SUPPLIED ENTRIES:
[Start]

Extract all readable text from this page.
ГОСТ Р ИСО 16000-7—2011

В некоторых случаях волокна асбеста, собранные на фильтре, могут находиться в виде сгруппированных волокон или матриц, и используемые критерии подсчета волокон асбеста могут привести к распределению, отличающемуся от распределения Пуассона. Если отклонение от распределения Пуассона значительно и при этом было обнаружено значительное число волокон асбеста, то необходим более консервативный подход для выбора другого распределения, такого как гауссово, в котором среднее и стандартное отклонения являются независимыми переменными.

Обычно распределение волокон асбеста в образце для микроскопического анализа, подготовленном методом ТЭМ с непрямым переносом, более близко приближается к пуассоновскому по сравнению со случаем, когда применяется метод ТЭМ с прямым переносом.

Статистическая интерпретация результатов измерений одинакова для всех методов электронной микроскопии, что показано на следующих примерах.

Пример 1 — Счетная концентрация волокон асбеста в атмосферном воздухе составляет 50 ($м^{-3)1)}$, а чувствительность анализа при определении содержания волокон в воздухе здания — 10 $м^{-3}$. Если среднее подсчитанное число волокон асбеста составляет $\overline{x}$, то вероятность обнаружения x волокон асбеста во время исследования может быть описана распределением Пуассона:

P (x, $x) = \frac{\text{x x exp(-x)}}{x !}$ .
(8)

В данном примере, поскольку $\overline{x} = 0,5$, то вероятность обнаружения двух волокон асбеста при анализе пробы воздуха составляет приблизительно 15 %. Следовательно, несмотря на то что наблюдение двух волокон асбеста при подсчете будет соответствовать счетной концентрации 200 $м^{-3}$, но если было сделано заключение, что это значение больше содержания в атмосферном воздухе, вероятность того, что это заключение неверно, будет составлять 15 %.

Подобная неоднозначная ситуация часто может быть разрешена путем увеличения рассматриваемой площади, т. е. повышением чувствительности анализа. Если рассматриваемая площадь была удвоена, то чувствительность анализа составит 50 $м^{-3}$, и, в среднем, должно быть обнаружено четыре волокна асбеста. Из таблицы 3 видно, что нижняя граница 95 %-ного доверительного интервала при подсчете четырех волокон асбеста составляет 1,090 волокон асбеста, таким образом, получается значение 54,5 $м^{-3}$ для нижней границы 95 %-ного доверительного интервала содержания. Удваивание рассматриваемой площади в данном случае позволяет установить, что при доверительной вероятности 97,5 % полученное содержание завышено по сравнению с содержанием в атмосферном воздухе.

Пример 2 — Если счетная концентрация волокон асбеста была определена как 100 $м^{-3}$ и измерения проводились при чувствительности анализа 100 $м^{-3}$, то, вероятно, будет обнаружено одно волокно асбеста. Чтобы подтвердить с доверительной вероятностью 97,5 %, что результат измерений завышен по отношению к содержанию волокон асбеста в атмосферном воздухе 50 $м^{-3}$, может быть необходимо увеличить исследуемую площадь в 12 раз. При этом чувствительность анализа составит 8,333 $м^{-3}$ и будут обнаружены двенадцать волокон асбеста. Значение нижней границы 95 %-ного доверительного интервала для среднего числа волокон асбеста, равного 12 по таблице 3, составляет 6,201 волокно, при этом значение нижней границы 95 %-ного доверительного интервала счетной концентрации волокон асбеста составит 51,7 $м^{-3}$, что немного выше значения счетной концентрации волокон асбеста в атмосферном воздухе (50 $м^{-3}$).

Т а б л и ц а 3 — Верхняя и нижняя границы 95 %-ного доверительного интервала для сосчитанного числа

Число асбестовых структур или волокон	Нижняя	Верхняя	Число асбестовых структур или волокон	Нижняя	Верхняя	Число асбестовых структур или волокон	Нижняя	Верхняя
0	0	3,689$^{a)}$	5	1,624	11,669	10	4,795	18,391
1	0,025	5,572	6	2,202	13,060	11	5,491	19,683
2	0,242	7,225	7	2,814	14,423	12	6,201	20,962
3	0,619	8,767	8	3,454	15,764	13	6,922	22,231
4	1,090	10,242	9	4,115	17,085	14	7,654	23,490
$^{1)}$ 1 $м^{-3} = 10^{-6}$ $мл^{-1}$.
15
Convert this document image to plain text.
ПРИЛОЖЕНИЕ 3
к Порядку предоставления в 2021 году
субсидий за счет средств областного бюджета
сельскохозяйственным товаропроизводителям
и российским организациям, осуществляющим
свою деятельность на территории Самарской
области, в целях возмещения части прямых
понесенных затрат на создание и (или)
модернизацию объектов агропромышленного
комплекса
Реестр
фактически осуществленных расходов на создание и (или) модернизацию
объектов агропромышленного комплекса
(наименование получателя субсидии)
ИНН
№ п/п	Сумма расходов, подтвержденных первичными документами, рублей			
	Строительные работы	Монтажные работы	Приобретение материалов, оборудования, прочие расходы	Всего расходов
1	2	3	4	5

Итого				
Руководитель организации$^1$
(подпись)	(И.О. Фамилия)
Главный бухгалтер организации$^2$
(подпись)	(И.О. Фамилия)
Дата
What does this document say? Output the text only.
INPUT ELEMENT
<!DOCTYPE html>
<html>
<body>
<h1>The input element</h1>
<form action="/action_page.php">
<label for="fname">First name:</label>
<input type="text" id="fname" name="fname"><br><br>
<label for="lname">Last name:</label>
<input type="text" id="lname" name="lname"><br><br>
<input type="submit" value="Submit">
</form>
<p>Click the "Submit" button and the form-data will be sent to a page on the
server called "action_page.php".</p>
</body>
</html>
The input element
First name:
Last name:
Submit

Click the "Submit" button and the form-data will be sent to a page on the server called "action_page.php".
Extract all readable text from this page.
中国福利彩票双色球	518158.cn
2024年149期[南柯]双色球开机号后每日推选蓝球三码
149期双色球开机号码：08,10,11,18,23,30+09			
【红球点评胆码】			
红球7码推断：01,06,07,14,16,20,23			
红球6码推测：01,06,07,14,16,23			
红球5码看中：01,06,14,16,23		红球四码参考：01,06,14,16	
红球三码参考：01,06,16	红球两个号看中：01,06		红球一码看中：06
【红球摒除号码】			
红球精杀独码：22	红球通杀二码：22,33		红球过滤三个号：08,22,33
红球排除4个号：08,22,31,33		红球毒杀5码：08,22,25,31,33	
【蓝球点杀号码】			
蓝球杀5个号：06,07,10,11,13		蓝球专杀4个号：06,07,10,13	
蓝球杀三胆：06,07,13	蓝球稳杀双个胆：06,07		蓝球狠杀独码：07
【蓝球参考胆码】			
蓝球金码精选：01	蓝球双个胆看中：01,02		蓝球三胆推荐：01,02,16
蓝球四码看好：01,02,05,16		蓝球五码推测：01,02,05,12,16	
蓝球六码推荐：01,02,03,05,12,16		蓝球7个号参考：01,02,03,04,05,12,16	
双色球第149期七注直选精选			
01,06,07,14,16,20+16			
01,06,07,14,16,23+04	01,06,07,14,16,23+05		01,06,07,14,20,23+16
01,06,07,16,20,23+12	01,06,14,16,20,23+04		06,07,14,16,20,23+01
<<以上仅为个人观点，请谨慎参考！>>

[End]

Search the records for the word "комплекса". Copy every line that has it.

комплекса
объектов агропромышленного комплекса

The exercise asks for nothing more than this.